(Items from a data source)
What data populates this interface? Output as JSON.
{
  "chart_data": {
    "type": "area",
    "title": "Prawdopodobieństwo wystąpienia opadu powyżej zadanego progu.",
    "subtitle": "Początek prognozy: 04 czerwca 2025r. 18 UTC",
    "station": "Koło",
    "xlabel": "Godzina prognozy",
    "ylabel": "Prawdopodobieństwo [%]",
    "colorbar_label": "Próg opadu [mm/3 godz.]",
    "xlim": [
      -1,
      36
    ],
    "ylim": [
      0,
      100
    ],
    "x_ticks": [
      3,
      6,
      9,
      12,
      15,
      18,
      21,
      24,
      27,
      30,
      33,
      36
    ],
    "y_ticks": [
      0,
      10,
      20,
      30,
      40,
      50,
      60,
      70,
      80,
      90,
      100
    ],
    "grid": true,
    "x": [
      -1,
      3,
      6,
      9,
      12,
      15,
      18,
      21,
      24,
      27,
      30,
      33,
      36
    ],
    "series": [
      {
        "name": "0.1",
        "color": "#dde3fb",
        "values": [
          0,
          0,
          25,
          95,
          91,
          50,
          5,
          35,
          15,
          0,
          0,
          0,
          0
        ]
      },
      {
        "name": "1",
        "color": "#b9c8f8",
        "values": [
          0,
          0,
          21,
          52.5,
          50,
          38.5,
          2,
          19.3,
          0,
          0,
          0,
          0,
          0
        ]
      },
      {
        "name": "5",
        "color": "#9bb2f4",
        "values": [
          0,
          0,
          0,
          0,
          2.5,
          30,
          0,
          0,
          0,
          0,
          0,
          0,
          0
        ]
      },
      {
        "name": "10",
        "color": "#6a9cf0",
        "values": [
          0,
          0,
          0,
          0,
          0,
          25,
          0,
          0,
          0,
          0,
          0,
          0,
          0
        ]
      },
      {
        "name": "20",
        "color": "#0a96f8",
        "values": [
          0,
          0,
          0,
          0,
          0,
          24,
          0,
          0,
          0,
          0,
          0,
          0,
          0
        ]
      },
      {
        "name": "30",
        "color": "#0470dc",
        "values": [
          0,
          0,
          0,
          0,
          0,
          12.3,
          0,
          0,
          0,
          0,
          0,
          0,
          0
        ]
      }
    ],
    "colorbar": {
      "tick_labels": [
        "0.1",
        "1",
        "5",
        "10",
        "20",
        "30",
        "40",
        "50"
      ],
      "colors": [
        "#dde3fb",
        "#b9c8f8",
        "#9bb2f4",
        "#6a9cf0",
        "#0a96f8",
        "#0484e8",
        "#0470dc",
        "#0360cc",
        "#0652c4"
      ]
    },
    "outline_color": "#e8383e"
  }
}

**Problem statement:**
All of the data must be returned exactly.

**Answer to this problem:**
What data populates this interface? Output as JSON.
{
  "chart_data": {
    "type": "area",
    "title": "Prawdopodobieństwo wystąpienia opadu powyżej zadanego progu.",
    "subtitle": "Początek prognozy: 04 czerwca 2025r. 18 UTC",
    "station": "Koło",
    "xlabel": "Godzina prognozy",
    "ylabel": "Prawdopodobieństwo [%]",
    "colorbar_label": "Próg opadu [mm/3 godz.]",
    "xlim": [
      -1,
      36
    ],
    "ylim": [
      0,
      100
    ],
    "x_ticks": [
      3,
      6,
      9,
      12,
      15,
      18,
      21,
      24,
      27,
      30,
      33,
      36
    ],
    "y_ticks": [
      0,
      10,
      20,
      30,
      40,
      50,
      60,
      70,
      80,
      90,
      100
    ],
    "grid": true,
    "x": [
      -1,
      3,
      6,
      9,
      12,
      15,
      18,
      21,
      24,
      27,
      30,
      33,
      36
    ],
    "series": [
      {
        "name": "0.1",
        "color": "#dde3fb",
        "values": [
          0,
          0,
          25,
          95,
          91,
          50,
          5,
          35,
          15,
          0,
          0,
          0,
          0
        ]
      },
      {
        "name": "1",
        "color": "#b9c8f8",
        "values": [
          0,
          0,
          21,
          52.5,
          50,
          38.5,
          2,
          19.3,
          0,
          0,
          0,
          0,
          0
        ]
      },
      {
        "name": "5",
        "color": "#9bb2f4",
        "values": [
          0,
          0,
          0,
          0,
          2.5,
          30,
          0,
          0,
          0,
          0,
          0,
          0,
          0
        ]
      },
      {
        "name": "10",
        "color": "#6a9cf0",
        "values": [
          0,
          0,
          0,
          0,
          0,
          25,
          0,
          0,
          0,
          0,
          0,
          0,
          0
        ]
      },
      {
        "name": "20",
        "color": "#0a96f8",
        "values": [
          0,
          0,
          0,
          0,
          0,
          24,
          0,
          0,
          0,
          0,
          0,
          0,
          0
        ]
      },
      {
        "name": "30",
        "color": "#0470dc",
        "values": [
          0,
          0,
          0,
          0,
          0,
          12.3,
          0,
          0,
          0,
          0,
          0,
          0,
          0
        ]
      }
    ],
    "colorbar": {
      "tick_labels": [
        "0.1",
        "1",
        "5",
        "10",
        "20",
        "30",
        "40",
        "50"
      ],
      "colors": [
        "#dde3fb",
        "#b9c8f8",
        "#9bb2f4",
        "#6a9cf0",
        "#0a96f8",
        "#0484e8",
        "#0470dc",
        "#0360cc",
        "#0652c4"
      ]
    },
    "outline_color": "#e8383e"
  }
}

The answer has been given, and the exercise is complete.